**Record excerpts:**
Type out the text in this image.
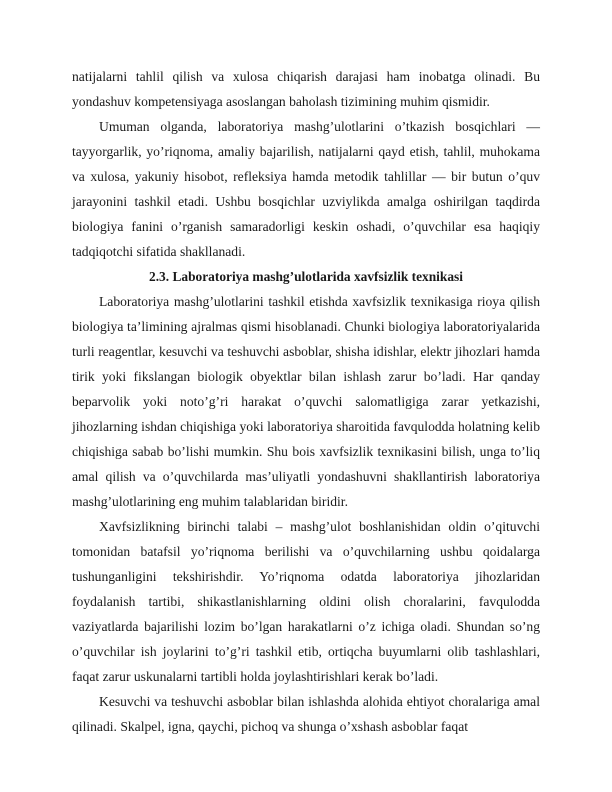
natijalarni tahlil qilish va xulosa chiqarish darajasi ham inobatga olinadi. Bu yondashuv kompetensiyaga asoslangan baholash tizimining muhim qismidir.

Umuman olganda, laboratoriya mashg’ulotlarini o’tkazish bosqichlari — tayyorgarlik, yo’riqnoma, amaliy bajarilish, natijalarni qayd etish, tahlil, muhokama va xulosa, yakuniy hisobot, refleksiya hamda metodik tahlillar — bir butun o’quv jarayonini tashkil etadi. Ushbu bosqichlar uzviylikda amalga oshirilgan taqdirda biologiya fanini o’rganish samaradorligi keskin oshadi, o’quvchilar esa haqiqiy tadqiqotchi sifatida shakllanadi.

2.3. Laboratoriya mashg’ulotlarida xavfsizlik texnikasi

Laboratoriya mashg’ulotlarini tashkil etishda xavfsizlik texnikasiga rioya qilish biologiya ta’limining ajralmas qismi hisoblanadi. Chunki biologiya laboratoriyalarida turli reagentlar, kesuvchi va teshuvchi asboblar, shisha idishlar, elektr jihozlari hamda tirik yoki fikslangan biologik obyektlar bilan ishlash zarur bo’ladi. Har qanday beparvolik yoki noto’g’ri harakat o’quvchi salomatligiga zarar yetkazishi, jihozlarning ishdan chiqishiga yoki laboratoriya sharoitida favqulodda holatning kelib chiqishiga sabab bo’lishi mumkin. Shu bois xavfsizlik texnikasini bilish, unga to’liq amal qilish va o’quvchilarda mas’uliyatli yondashuvni shakllantirish laboratoriya mashg’ulotlarining eng muhim talablaridan biridir.

Xavfsizlikning birinchi talabi – mashg’ulot boshlanishidan oldin o’qituvchi tomonidan batafsil yo’riqnoma berilishi va o’quvchilarning ushbu qoidalarga tushunganligini tekshirishdir. Yo’riqnoma odatda laboratoriya jihozlaridan foydalanish tartibi, shikastlanishlarning oldini olish choralarini, favqulodda vaziyatlarda bajarilishi lozim bo’lgan harakatlarni o’z ichiga oladi. Shundan so’ng o’quvchilar ish joylarini to’g’ri tashkil etib, ortiqcha buyumlarni olib tashlashlari, faqat zarur uskunalarni tartibli holda joylashtirishlari kerak bo’ladi.

Kesuvchi va teshuvchi asboblar bilan ishlashda alohida ehtiyot choralariga amal qilinadi. Skalpel, igna, qaychi, pichoq va shunga o’xshash asboblar faqat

**Exercise:** Reproduce each record above by retyping it exactly; omit all images.

**In response:**
Type out the text in this image.
natijalarni tahlil qilish va xulosa chiqarish darajasi ham inobatga olinadi. Bu yondashuv kompetensiyaga asoslangan baholash tizimining muhim qismidir.

Umuman olganda, laboratoriya mashg’ulotlarini o’tkazish bosqichlari — tayyorgarlik, yo’riqnoma, amaliy bajarilish, natijalarni qayd etish, tahlil, muhokama va xulosa, yakuniy hisobot, refleksiya hamda metodik tahlillar — bir butun o’quv jarayonini tashkil etadi. Ushbu bosqichlar uzviylikda amalga oshirilgan taqdirda biologiya fanini o’rganish samaradorligi keskin oshadi, o’quvchilar esa haqiqiy tadqiqotchi sifatida shakllanadi.

2.3. Laboratoriya mashg’ulotlarida xavfsizlik texnikasi

Laboratoriya mashg’ulotlarini tashkil etishda xavfsizlik texnikasiga rioya qilish biologiya ta’limining ajralmas qismi hisoblanadi. Chunki biologiya laboratoriyalarida turli reagentlar, kesuvchi va teshuvchi asboblar, shisha idishlar, elektr jihozlari hamda tirik yoki fikslangan biologik obyektlar bilan ishlash zarur bo’ladi. Har qanday beparvolik yoki noto’g’ri harakat o’quvchi salomatligiga zarar yetkazishi, jihozlarning ishdan chiqishiga yoki laboratoriya sharoitida favqulodda holatning kelib chiqishiga sabab bo’lishi mumkin. Shu bois xavfsizlik texnikasini bilish, unga to’liq amal qilish va o’quvchilarda mas’uliyatli yondashuvni shakllantirish laboratoriya mashg’ulotlarining eng muhim talablaridan biridir.

Xavfsizlikning birinchi talabi – mashg’ulot boshlanishidan oldin o’qituvchi tomonidan batafsil yo’riqnoma berilishi va o’quvchilarning ushbu qoidalarga tushunganligini tekshirishdir. Yo’riqnoma odatda laboratoriya jihozlaridan foydalanish tartibi, shikastlanishlarning oldini olish choralarini, favqulodda vaziyatlarda bajarilishi lozim bo’lgan harakatlarni o’z ichiga oladi. Shundan so’ng o’quvchilar ish joylarini to’g’ri tashkil etib, ortiqcha buyumlarni olib tashlashlari, faqat zarur uskunalarni tartibli holda joylashtirishlari kerak bo’ladi.

Kesuvchi va teshuvchi asboblar bilan ishlashda alohida ehtiyot choralariga amal qilinadi. Skalpel, igna, qaychi, pichoq va shunga o’xshash asboblar faqat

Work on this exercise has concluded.